### Exercise brief
State how many lines of the records contain the string "little". Give the number alone.

[START OF Dataset excerpts]

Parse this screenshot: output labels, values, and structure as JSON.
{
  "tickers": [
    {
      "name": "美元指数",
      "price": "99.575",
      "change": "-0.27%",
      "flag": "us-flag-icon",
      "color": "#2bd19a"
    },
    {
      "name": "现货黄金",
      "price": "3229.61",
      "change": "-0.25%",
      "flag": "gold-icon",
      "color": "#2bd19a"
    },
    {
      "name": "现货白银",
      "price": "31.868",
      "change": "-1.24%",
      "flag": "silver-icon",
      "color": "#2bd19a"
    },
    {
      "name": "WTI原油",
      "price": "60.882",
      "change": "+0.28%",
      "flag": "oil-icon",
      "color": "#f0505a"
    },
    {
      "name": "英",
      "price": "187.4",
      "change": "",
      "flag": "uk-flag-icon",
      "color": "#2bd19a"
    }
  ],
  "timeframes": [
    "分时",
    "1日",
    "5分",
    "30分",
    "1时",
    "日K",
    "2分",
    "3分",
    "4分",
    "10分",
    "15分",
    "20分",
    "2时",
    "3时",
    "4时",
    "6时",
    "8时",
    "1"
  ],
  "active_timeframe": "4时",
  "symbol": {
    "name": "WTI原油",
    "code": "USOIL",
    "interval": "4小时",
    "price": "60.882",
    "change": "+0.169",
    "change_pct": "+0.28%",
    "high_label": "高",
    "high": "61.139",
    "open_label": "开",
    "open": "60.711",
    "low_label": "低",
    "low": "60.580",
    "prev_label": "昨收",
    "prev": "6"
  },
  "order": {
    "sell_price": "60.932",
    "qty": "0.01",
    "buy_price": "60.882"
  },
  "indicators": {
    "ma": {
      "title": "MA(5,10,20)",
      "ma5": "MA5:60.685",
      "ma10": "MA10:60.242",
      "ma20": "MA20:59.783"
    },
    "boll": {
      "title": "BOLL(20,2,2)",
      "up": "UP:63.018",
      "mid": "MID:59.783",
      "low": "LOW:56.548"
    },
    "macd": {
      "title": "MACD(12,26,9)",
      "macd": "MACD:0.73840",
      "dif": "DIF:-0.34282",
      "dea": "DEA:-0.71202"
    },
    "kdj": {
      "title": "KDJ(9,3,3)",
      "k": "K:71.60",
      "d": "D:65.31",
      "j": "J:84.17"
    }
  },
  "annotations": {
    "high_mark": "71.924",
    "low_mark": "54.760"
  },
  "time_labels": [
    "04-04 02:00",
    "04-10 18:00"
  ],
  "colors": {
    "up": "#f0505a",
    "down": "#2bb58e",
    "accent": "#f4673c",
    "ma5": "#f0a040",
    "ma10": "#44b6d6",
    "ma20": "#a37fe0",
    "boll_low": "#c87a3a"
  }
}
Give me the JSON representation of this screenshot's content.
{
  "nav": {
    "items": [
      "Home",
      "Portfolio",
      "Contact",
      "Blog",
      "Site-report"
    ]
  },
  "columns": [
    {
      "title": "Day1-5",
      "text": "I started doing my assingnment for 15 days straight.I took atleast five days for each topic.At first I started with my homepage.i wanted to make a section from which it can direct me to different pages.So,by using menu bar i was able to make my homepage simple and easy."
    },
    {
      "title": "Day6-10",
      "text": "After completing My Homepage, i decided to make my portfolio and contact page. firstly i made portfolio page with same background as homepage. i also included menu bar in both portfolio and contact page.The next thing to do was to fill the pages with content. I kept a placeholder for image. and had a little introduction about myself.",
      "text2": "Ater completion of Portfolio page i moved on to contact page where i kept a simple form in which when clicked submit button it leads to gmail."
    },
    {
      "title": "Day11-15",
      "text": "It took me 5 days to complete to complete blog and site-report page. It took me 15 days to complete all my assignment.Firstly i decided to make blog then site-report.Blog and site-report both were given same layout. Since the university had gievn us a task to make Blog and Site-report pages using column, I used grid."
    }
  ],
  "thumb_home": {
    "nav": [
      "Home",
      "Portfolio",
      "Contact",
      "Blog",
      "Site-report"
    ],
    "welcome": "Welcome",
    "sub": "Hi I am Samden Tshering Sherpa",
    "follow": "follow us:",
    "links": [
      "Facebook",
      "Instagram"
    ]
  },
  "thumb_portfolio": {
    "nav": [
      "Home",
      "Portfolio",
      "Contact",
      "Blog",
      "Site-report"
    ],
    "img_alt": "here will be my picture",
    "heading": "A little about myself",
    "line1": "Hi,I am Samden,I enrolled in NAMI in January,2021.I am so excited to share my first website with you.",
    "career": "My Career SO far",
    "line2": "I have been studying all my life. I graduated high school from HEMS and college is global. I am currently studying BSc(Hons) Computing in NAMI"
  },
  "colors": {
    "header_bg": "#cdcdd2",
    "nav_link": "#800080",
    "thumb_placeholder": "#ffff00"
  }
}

[END OF Dataset excerpts]

### Answer to this exercise
2